Would you transcribe all of the data exactly, down to the last character?
>> start
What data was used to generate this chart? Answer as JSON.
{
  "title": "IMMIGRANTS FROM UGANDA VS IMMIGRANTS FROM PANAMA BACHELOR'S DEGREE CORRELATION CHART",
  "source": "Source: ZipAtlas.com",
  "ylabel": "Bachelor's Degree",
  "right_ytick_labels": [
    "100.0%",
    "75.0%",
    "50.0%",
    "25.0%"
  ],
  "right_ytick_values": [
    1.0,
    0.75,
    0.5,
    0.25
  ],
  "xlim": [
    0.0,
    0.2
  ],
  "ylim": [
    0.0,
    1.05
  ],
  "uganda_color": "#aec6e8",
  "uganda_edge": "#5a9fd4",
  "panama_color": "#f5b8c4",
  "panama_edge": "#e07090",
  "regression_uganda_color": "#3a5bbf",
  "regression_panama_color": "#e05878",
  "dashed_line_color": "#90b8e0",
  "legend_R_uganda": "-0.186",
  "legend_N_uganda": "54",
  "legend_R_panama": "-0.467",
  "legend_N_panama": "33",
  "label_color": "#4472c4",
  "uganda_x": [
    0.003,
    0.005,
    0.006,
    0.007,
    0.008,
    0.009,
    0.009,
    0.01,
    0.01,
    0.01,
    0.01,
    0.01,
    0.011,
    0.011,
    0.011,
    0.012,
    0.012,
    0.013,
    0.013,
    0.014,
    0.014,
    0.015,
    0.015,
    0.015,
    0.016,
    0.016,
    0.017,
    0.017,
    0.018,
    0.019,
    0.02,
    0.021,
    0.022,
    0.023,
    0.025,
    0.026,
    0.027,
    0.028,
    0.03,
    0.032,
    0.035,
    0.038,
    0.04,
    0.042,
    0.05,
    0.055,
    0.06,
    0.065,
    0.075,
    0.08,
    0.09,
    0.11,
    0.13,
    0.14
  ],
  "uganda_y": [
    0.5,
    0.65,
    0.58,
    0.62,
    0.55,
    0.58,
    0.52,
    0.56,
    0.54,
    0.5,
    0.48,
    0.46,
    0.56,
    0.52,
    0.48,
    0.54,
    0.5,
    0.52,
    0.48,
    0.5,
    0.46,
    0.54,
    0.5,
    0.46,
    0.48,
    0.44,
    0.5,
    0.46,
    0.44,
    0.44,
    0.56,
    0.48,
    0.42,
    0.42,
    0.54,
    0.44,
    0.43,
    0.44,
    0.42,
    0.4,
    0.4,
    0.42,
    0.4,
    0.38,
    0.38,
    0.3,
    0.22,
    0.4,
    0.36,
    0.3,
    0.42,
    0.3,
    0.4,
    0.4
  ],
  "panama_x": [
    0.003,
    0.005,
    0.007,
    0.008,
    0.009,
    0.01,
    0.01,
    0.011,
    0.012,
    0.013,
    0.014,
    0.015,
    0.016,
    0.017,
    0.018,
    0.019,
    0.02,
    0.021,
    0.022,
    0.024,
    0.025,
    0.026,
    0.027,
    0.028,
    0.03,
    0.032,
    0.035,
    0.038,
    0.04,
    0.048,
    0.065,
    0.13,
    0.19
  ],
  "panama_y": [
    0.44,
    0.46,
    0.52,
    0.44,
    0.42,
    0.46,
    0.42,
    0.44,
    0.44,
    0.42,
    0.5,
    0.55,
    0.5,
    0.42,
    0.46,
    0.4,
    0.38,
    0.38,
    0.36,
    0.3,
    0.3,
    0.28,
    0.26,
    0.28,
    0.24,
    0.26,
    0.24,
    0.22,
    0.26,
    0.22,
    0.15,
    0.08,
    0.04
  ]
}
>> end
**FULL OUTPUT**
What data was used to generate this chart? Answer as JSON.
{
  "title": "IMMIGRANTS FROM UGANDA VS IMMIGRANTS FROM PANAMA BACHELOR'S DEGREE CORRELATION CHART",
  "source": "Source: ZipAtlas.com",
  "ylabel": "Bachelor's Degree",
  "right_ytick_labels": [
    "100.0%",
    "75.0%",
    "50.0%",
    "25.0%"
  ],
  "right_ytick_values": [
    1.0,
    0.75,
    0.5,
    0.25
  ],
  "xlim": [
    0.0,
    0.2
  ],
  "ylim": [
    0.0,
    1.05
  ],
  "uganda_color": "#aec6e8",
  "uganda_edge": "#5a9fd4",
  "panama_color": "#f5b8c4",
  "panama_edge": "#e07090",
  "regression_uganda_color": "#3a5bbf",
  "regression_panama_color": "#e05878",
  "dashed_line_color": "#90b8e0",
  "legend_R_uganda": "-0.186",
  "legend_N_uganda": "54",
  "legend_R_panama": "-0.467",
  "legend_N_panama": "33",
  "label_color": "#4472c4",
  "uganda_x": [
    0.003,
    0.005,
    0.006,
    0.007,
    0.008,
    0.009,
    0.009,
    0.01,
    0.01,
    0.01,
    0.01,
    0.01,
    0.011,
    0.011,
    0.011,
    0.012,
    0.012,
    0.013,
    0.013,
    0.014,
    0.014,
    0.015,
    0.015,
    0.015,
    0.016,
    0.016,
    0.017,
    0.017,
    0.018,
    0.019,
    0.02,
    0.021,
    0.022,
    0.023,
    0.025,
    0.026,
    0.027,
    0.028,
    0.03,
    0.032,
    0.035,
    0.038,
    0.04,
    0.042,
    0.05,
    0.055,
    0.06,
    0.065,
    0.075,
    0.08,
    0.09,
    0.11,
    0.13,
    0.14
  ],
  "uganda_y": [
    0.5,
    0.65,
    0.58,
    0.62,
    0.55,
    0.58,
    0.52,
    0.56,
    0.54,
    0.5,
    0.48,
    0.46,
    0.56,
    0.52,
    0.48,
    0.54,
    0.5,
    0.52,
    0.48,
    0.5,
    0.46,
    0.54,
    0.5,
    0.46,
    0.48,
    0.44,
    0.5,
    0.46,
    0.44,
    0.44,
    0.56,
    0.48,
    0.42,
    0.42,
    0.54,
    0.44,
    0.43,
    0.44,
    0.42,
    0.4,
    0.4,
    0.42,
    0.4,
    0.38,
    0.38,
    0.3,
    0.22,
    0.4,
    0.36,
    0.3,
    0.42,
    0.3,
    0.4,
    0.4
  ],
  "panama_x": [
    0.003,
    0.005,
    0.007,
    0.008,
    0.009,
    0.01,
    0.01,
    0.011,
    0.012,
    0.013,
    0.014,
    0.015,
    0.016,
    0.017,
    0.018,
    0.019,
    0.02,
    0.021,
    0.022,
    0.024,
    0.025,
    0.026,
    0.027,
    0.028,
    0.03,
    0.032,
    0.035,
    0.038,
    0.04,
    0.048,
    0.065,
    0.13,
    0.19
  ],
  "panama_y": [
    0.44,
    0.46,
    0.52,
    0.44,
    0.42,
    0.46,
    0.42,
    0.44,
    0.44,
    0.42,
    0.5,
    0.55,
    0.5,
    0.42,
    0.46,
    0.4,
    0.38,
    0.38,
    0.36,
    0.3,
    0.3,
    0.28,
    0.26,
    0.28,
    0.24,
    0.26,
    0.24,
    0.22,
    0.26,
    0.22,
    0.15,
    0.08,
    0.04
  ]
}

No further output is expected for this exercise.